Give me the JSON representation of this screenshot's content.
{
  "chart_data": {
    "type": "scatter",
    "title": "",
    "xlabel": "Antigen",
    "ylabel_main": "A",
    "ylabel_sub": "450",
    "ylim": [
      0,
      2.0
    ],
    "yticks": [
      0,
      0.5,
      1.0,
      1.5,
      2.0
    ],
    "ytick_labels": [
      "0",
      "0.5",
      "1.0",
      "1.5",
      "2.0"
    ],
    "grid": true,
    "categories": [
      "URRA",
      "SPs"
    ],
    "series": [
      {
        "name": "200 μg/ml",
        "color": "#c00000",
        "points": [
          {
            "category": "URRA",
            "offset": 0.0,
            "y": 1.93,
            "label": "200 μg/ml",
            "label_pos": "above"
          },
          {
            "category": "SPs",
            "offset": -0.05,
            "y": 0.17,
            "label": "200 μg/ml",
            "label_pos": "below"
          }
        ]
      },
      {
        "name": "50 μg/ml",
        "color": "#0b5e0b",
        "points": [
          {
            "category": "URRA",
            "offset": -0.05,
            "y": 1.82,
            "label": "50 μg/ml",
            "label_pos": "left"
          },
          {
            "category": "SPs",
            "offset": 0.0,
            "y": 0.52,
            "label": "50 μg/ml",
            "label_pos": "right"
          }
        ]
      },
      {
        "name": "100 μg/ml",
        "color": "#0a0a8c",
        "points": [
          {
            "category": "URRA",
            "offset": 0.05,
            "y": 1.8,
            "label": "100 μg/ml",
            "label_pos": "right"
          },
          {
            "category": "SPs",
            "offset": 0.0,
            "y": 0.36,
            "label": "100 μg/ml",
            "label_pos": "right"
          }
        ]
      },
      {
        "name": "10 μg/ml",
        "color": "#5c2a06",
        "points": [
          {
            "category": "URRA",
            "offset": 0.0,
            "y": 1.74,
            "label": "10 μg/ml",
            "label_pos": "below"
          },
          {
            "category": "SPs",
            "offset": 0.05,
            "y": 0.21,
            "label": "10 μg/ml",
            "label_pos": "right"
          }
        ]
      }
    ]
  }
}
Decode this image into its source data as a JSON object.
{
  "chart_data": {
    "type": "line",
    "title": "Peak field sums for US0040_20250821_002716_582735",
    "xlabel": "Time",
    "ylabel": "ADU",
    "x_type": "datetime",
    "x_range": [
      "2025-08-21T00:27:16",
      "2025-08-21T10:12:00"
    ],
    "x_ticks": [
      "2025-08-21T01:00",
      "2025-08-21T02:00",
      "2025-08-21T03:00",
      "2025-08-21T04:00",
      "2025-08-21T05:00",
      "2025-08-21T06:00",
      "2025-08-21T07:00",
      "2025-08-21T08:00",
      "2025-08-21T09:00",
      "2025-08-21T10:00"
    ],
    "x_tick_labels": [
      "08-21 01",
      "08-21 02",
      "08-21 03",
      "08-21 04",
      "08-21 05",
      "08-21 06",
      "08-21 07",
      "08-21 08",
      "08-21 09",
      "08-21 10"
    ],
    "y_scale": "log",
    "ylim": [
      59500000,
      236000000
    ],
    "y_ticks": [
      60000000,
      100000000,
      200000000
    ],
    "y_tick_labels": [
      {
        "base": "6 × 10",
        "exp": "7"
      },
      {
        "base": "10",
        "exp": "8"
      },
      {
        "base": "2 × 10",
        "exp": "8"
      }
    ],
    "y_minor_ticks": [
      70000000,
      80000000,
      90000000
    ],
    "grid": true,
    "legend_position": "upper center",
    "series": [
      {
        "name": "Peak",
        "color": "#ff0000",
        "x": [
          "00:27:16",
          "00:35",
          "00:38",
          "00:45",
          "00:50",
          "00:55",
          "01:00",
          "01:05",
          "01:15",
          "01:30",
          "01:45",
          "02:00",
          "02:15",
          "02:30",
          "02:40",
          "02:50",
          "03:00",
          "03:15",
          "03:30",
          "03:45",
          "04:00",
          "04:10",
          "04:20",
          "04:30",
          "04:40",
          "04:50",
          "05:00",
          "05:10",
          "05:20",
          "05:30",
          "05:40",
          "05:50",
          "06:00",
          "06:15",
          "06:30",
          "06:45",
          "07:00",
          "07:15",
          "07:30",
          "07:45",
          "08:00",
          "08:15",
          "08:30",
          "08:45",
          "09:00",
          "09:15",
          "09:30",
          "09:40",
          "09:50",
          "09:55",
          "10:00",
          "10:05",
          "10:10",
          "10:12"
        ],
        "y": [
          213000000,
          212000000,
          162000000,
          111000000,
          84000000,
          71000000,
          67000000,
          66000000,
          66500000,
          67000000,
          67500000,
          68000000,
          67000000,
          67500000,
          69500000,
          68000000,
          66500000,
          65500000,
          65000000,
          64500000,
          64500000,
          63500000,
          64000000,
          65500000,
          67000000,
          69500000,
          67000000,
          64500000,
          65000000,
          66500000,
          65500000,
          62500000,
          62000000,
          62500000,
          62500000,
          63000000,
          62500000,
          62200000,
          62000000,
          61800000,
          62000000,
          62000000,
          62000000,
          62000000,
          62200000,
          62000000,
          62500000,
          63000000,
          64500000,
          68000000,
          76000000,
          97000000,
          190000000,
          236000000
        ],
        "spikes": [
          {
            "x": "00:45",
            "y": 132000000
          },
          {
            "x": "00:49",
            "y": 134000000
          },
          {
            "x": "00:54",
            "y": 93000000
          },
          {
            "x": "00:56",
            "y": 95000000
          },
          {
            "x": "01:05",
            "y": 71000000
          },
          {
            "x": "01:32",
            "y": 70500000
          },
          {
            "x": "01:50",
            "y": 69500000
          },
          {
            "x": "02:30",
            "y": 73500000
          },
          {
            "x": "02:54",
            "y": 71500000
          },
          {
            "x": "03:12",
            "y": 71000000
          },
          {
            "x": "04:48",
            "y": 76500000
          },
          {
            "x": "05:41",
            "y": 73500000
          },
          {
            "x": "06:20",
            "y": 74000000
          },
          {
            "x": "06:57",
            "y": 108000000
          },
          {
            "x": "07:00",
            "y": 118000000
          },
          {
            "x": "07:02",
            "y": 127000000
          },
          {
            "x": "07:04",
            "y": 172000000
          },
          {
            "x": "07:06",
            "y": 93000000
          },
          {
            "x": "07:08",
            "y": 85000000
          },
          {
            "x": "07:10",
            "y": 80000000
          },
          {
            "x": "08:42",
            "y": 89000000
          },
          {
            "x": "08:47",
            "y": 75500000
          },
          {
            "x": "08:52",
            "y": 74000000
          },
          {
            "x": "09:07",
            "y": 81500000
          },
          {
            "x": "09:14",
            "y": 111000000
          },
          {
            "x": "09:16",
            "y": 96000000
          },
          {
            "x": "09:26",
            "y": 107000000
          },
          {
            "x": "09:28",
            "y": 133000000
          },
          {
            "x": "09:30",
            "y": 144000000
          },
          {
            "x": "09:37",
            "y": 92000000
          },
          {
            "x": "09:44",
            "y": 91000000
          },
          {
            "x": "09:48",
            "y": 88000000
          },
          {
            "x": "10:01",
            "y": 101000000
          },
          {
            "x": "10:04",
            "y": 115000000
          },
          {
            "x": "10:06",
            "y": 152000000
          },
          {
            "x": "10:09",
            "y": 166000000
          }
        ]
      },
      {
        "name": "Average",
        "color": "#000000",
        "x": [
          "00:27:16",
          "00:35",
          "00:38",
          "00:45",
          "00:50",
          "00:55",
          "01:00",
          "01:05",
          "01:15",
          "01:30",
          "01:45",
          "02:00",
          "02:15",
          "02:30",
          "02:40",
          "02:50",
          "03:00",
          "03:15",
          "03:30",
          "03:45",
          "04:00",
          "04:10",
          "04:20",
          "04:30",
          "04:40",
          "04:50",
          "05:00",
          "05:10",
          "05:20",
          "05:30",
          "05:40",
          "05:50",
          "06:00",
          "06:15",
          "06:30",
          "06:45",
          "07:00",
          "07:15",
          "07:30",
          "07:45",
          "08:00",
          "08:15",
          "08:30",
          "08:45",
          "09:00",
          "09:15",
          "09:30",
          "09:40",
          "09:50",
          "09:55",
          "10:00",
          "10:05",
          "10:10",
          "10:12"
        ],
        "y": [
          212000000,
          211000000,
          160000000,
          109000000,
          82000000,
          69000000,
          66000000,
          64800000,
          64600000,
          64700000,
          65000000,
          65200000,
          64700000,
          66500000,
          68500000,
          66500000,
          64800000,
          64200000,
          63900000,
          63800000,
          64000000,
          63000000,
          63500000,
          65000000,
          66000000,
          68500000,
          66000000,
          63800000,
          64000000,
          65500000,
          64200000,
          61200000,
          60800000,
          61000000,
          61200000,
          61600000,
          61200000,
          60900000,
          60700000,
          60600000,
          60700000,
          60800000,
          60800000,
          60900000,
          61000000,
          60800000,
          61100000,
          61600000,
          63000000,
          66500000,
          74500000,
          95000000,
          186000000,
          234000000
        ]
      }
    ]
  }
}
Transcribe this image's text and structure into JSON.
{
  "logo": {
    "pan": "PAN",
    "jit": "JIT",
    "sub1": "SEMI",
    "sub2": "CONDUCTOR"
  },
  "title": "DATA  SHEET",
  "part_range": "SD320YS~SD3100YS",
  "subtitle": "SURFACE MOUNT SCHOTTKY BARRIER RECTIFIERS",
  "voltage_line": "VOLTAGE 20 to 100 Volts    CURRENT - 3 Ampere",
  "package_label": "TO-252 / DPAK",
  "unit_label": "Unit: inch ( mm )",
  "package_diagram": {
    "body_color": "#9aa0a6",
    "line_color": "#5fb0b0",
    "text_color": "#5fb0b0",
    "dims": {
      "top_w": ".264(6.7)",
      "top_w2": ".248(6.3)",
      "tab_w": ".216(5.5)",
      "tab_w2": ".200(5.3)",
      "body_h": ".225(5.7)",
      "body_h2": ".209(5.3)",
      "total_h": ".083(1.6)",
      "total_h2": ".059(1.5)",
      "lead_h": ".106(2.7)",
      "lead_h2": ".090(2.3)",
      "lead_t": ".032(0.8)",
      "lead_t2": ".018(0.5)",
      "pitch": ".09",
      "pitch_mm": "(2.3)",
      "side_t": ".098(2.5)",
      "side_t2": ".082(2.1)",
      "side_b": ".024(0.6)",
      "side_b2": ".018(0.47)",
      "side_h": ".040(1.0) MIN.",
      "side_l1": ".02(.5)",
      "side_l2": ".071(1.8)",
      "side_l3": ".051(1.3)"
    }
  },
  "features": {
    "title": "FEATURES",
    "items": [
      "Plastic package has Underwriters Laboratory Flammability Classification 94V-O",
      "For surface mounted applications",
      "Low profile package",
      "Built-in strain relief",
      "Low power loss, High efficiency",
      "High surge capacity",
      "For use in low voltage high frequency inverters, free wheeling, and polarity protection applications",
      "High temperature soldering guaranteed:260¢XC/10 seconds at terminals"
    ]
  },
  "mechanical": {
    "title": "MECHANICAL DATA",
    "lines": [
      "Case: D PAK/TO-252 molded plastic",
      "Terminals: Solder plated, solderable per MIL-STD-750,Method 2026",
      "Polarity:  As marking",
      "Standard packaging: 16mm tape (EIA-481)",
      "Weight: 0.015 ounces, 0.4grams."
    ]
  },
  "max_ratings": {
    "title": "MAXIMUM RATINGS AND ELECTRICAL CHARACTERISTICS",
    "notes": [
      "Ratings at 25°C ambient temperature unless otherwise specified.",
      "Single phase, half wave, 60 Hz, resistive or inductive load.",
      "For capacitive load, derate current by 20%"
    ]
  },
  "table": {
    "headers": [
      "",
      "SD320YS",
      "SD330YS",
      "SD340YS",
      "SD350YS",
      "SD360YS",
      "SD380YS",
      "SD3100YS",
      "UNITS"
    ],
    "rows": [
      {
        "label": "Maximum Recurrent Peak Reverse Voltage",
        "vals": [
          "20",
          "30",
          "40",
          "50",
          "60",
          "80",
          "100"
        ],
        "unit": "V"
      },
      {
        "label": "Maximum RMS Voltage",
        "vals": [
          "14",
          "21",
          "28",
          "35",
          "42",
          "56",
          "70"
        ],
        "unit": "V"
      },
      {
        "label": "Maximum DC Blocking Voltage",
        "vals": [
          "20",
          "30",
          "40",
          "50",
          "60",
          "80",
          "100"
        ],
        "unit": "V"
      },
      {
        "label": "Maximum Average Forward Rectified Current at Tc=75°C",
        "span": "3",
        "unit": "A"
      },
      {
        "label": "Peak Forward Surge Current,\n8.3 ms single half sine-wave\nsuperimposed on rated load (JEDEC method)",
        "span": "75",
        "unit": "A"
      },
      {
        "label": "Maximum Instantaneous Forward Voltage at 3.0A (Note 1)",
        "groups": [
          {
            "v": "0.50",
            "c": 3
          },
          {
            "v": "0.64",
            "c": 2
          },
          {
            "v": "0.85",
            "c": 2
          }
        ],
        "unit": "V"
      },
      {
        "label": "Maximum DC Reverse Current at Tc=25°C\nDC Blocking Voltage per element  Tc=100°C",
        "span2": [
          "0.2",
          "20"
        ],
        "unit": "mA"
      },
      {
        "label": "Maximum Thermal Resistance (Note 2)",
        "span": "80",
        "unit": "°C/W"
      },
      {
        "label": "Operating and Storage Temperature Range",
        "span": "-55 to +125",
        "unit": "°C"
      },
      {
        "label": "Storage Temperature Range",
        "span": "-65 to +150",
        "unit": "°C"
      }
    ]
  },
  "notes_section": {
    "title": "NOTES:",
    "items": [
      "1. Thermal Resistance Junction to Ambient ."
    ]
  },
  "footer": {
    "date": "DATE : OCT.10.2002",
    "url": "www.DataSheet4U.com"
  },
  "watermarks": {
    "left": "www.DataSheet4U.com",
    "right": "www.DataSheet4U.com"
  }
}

::::::::

Problem statement
Determine how many lines of the listing above hold the word "Forward". Report that number without anything else.

Solution to this problem
3